Reading passage:
* START *
The objective of the cleaning process was to eliminate features that appeared to be disproportionately represented across instances, which could introduce noise, diminish interpretability, or indicate unaligned or non-transferable features. Considering the CIFAR-100 dataset, which comprises 100 labels with 100 instances per label, the expected maximum occurrence of any feature under uniform distribution is approximately 100. To address potential anomalies, a higher threshold of 1000 occurrences was selected as the cutoff for identifying and excluding overrepresented features. This conservative threshold ensured that dominant, potentially less informative features were removed while retaining those likely to contribute meaningfully to the analysis.

After cleaning, we examined the retrieved features across different model layers (0–12 of 19 layers). A clear trend emerged: deeper layers exhibited increasingly useful features.
* END *
Element and coordinate records
* START *
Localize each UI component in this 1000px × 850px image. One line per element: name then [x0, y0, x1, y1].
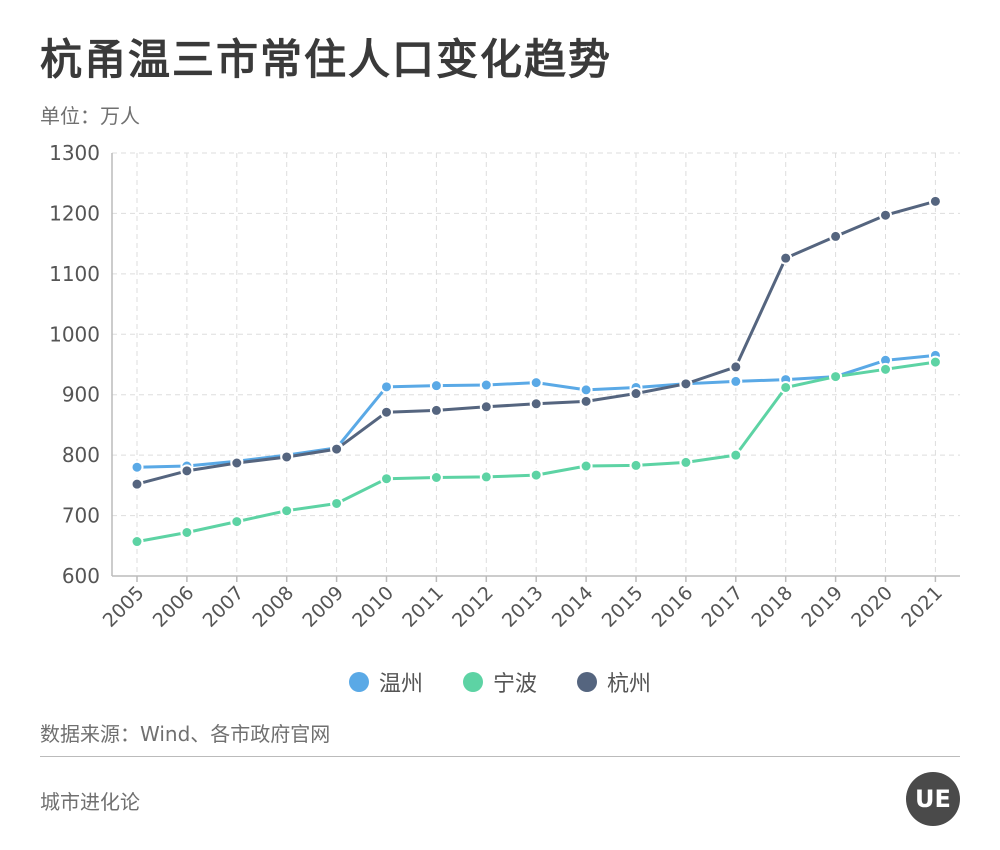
- y-tick-label: 1000: [49, 322, 100, 346]
- data-point-ningbo: [330, 496, 344, 510]
- data-point-hangzhou: [230, 456, 244, 470]
- legend-item-wenzhou[interactable]: 温州: [348, 666, 423, 698]
- data-point-wenzhou: [130, 460, 144, 474]
- data-point-hangzhou: [280, 450, 294, 464]
- data-point-ningbo: [230, 515, 244, 529]
- data-point-hangzhou: [629, 387, 643, 401]
- data-point-hangzhou: [729, 360, 743, 374]
- data-point-hangzhou: [879, 208, 892, 222]
- data-point-hangzhou: [429, 403, 443, 417]
- data-point-ningbo: [130, 535, 144, 549]
- data-point-hangzhou: [380, 405, 393, 419]
- legend-marker-wenzhou: [348, 672, 369, 692]
- legend-item-hangzhou[interactable]: 杭州: [577, 666, 651, 698]
- data-point-wenzhou: [380, 380, 393, 394]
- data-point-wenzhou: [579, 383, 593, 397]
- data-point-hangzhou: [579, 394, 593, 408]
- legend-label-ningbo: 宁波: [492, 672, 537, 697]
- data-point-wenzhou: [479, 378, 493, 392]
- x-tick-label: 2012: [448, 582, 498, 632]
- x-tick-label: 2011: [398, 582, 448, 632]
- data-point-ningbo: [928, 355, 942, 369]
- data-point-ningbo: [879, 362, 892, 376]
- brand-name: 城市进化论: [40, 790, 140, 814]
- data-point-ningbo: [429, 471, 443, 485]
- data-point-ningbo: [380, 472, 393, 486]
- legend-label-hangzhou: 杭州: [607, 672, 652, 697]
- x-tick-label: 2010: [348, 582, 398, 632]
- data-point-hangzhou: [479, 400, 493, 414]
- x-tick-label: 2017: [698, 582, 748, 632]
- x-tick-label: 2006: [149, 582, 199, 632]
- line-chart: 600 700 800 900 1000 1100 1200 1300 2005 2006 2007…: [49, 141, 960, 632]
- chart-title: 杭甬温三市常住人口变化趋势: [40, 35, 613, 84]
- data-point-ningbo: [779, 380, 793, 394]
- x-tick-label: 2019: [797, 582, 847, 632]
- legend-marker-ningbo: [462, 672, 483, 692]
- y-tick-label: 600: [62, 564, 100, 588]
- unit-label: 单位：万人: [40, 104, 140, 128]
- data-source: 数据来源：Wind、各市政府官网: [40, 722, 331, 746]
- legend: 温州 宁波 杭州: [0, 666, 1000, 698]
- data-point-hangzhou: [928, 194, 942, 208]
- data-point-hangzhou: [679, 377, 693, 391]
- legend-item-ningbo[interactable]: 宁波: [462, 666, 537, 698]
- data-point-ningbo: [679, 455, 693, 469]
- data-point-hangzhou: [130, 477, 144, 491]
- brand-logo: UE: [906, 772, 960, 826]
- x-tick-label: 2005: [99, 582, 149, 632]
- x-tick-label: 2014: [548, 582, 598, 632]
- data-point-hangzhou: [180, 464, 194, 478]
- data-point-ningbo: [579, 459, 593, 473]
- x-tick-label: 2013: [498, 582, 548, 632]
- y-tick-label: 1100: [49, 262, 100, 286]
- data-point-hangzhou: [330, 442, 344, 456]
- x-tick-label: 2016: [648, 582, 698, 632]
- data-point-wenzhou: [729, 374, 743, 388]
- y-tick-label: 1300: [49, 141, 100, 165]
- data-point-ningbo: [729, 448, 743, 462]
- y-tick-label: 900: [62, 383, 100, 407]
- y-tick-label: 700: [62, 504, 100, 528]
- data-point-ningbo: [479, 470, 493, 484]
- x-tick-label: 2018: [747, 582, 797, 632]
- data-point-hangzhou: [529, 397, 543, 411]
- data-point-ningbo: [529, 468, 543, 482]
- x-tick-label: 2009: [298, 582, 348, 632]
- legend-label-wenzhou: 温州: [378, 672, 423, 697]
- x-tick-label: 2008: [248, 582, 298, 632]
- x-tick-label: 2020: [847, 582, 897, 632]
- data-point-ningbo: [829, 370, 843, 384]
- legend-marker-hangzhou: [577, 672, 597, 692]
- data-point-hangzhou: [779, 251, 793, 265]
- data-point-hangzhou: [829, 229, 843, 243]
- y-tick-label: 1200: [49, 201, 100, 225]
- y-tick-label: 800: [62, 443, 100, 467]
- data-point-wenzhou: [429, 379, 443, 393]
- data-point-wenzhou: [529, 376, 543, 390]
- x-tick-label: 2015: [598, 582, 648, 632]
- footer-divider: [40, 756, 960, 757]
- data-point-ningbo: [280, 504, 294, 518]
- data-point-ningbo: [180, 525, 194, 539]
- x-tick-label: 2021: [897, 582, 947, 632]
- data-point-ningbo: [629, 458, 643, 472]
- x-tick-label: 2007: [199, 582, 249, 632]
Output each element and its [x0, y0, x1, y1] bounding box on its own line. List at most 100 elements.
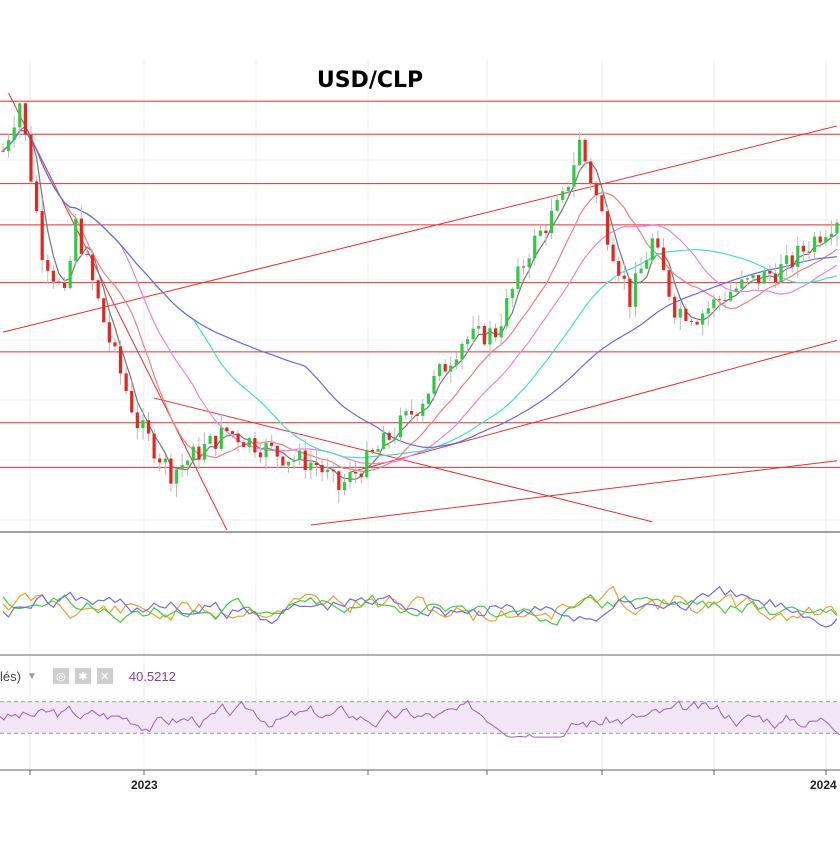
candle-body: [611, 244, 615, 262]
candle-body: [124, 373, 128, 391]
candle-body: [102, 298, 106, 323]
candle-body: [790, 255, 794, 267]
candle-body: [404, 411, 408, 416]
candle-body: [270, 442, 274, 446]
candle-body: [292, 459, 296, 462]
rsi-label: lés): [0, 668, 21, 684]
candle-body: [656, 238, 660, 248]
osc-blue-line: [2, 585, 838, 628]
candle-body: [835, 222, 839, 234]
candle-body: [57, 281, 61, 283]
close-icon[interactable]: ✕: [96, 668, 113, 684]
candle-body: [158, 458, 162, 463]
candle-body: [337, 471, 341, 491]
candle-body: [376, 448, 380, 452]
candle-body: [421, 403, 425, 416]
candle-body: [68, 260, 72, 288]
candle-body: [734, 288, 738, 292]
candle-body: [818, 236, 822, 243]
candle-body: [107, 322, 111, 343]
candle-body: [796, 245, 800, 267]
candle-body: [745, 278, 750, 280]
candle-body: [264, 442, 268, 458]
candle-body: [801, 245, 806, 252]
candle-body: [225, 427, 229, 432]
candle-body: [516, 266, 520, 289]
candle-body: [387, 432, 391, 440]
candle-body: [359, 473, 363, 478]
candle-body: [79, 218, 83, 254]
candle-body: [62, 282, 67, 288]
candle-body: [813, 236, 817, 252]
candle-body: [174, 469, 179, 484]
candle-body: [465, 339, 470, 344]
candle-body: [751, 275, 755, 279]
gear-icon[interactable]: ✱: [74, 668, 91, 684]
candle-body: [113, 342, 117, 347]
rsi-dropdown-icon[interactable]: ▼: [26, 670, 37, 682]
candle-body: [661, 247, 666, 271]
candle-body: [242, 442, 246, 447]
candle-body: [118, 346, 123, 374]
x-tick-2024: 2024: [810, 778, 837, 792]
candle-body: [678, 308, 682, 318]
candle-body: [667, 270, 671, 297]
candle-body: [779, 263, 783, 283]
candle-body: [460, 343, 464, 360]
candle-body: [135, 412, 139, 429]
candle-body: [505, 297, 509, 327]
candle-body: [449, 365, 453, 372]
rsi-value: 40.5212: [128, 668, 176, 684]
candle-body: [807, 251, 811, 253]
candle-body: [46, 260, 50, 271]
candle-body: [740, 279, 744, 289]
candle-body: [96, 280, 100, 299]
candle-body: [326, 469, 330, 473]
candle-body: [365, 449, 369, 478]
candle-body: [219, 427, 223, 449]
candle-body: [533, 235, 537, 259]
ma-cyan-line: [2, 129, 838, 459]
candle-body: [829, 233, 834, 238]
candle-body: [152, 433, 156, 459]
candle-body: [639, 268, 643, 274]
candle-body: [398, 415, 403, 438]
candle-body: [488, 328, 492, 345]
candle-body: [275, 445, 279, 457]
candle-body: [370, 449, 375, 452]
osc-green-line: [2, 593, 838, 626]
candle-body: [706, 308, 710, 314]
candle-body: [454, 359, 458, 366]
candle-body: [309, 462, 313, 471]
chart-title: USD/CLP: [316, 68, 424, 93]
candle-body: [729, 291, 733, 301]
candle-body: [415, 414, 419, 416]
eye-icon[interactable]: ◎: [52, 668, 69, 684]
candle-body: [544, 230, 548, 234]
candle-body: [572, 165, 576, 187]
candle-body: [348, 471, 352, 483]
candle-body: [163, 458, 167, 463]
candle-body: [566, 186, 570, 192]
candle-body: [141, 420, 145, 429]
candle-body: [85, 253, 89, 255]
candle-body: [594, 183, 598, 196]
candle-body: [432, 376, 436, 394]
candle-body: [689, 320, 694, 322]
candle-body: [650, 238, 654, 261]
candle-body: [510, 288, 514, 298]
candle-body: [785, 255, 789, 264]
candle-body: [253, 438, 257, 453]
candle-body: [236, 433, 240, 443]
candle-body: [527, 258, 531, 268]
candle-body: [202, 443, 207, 460]
candle-body: [493, 328, 498, 338]
candle-body: [712, 299, 716, 309]
ma-fast-line: [2, 125, 838, 481]
candle-body: [824, 237, 828, 243]
candle-body: [6, 140, 11, 151]
candle-body: [673, 296, 677, 318]
candle-body: [561, 191, 565, 201]
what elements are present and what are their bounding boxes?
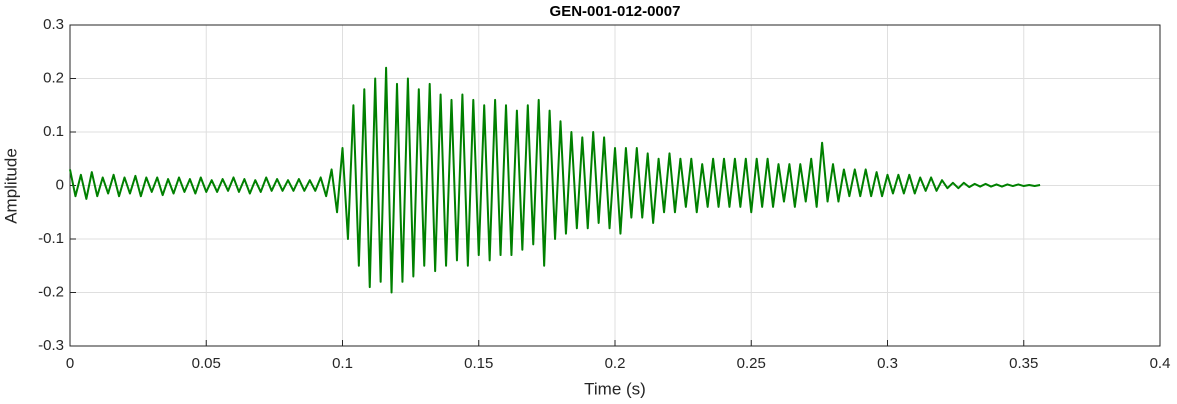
chart-title: GEN-001-012-0007: [550, 3, 681, 20]
y-tick-label: 0.1: [43, 123, 64, 140]
x-tick-label: 0.05: [192, 355, 221, 372]
x-tick-label: 0: [66, 355, 74, 372]
waveform-line: [69, 66, 1041, 294]
x-tick-label: 0.25: [737, 355, 766, 372]
x-axis-label: Time (s): [584, 379, 646, 398]
y-tick-label: -0.1: [38, 230, 64, 247]
x-tick-label: 0.4: [1150, 355, 1171, 372]
y-tick-label: 0.2: [43, 69, 64, 86]
x-tick-label: 0.35: [1009, 355, 1038, 372]
x-tick-label: 0.3: [877, 355, 898, 372]
y-axis-label: Amplitude: [1, 148, 20, 224]
x-tick-label: 0.15: [464, 355, 493, 372]
x-tick-label: 0.2: [605, 355, 626, 372]
y-tick-label: 0: [56, 176, 64, 193]
y-tick-label: -0.2: [38, 283, 64, 300]
x-tick-label: 0.1: [332, 355, 353, 372]
y-tick-label: -0.3: [38, 337, 64, 354]
y-tick-label: 0.3: [43, 16, 64, 33]
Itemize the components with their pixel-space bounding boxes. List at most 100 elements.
* END *
What to work on:
Please list everything the feature-cleaning passage says disproportionately represented features could do. These lines are not needed for the task.

Result for this task:
- Introduce noise
- Diminish interpretability
- Indicate unaligned or non-transferable features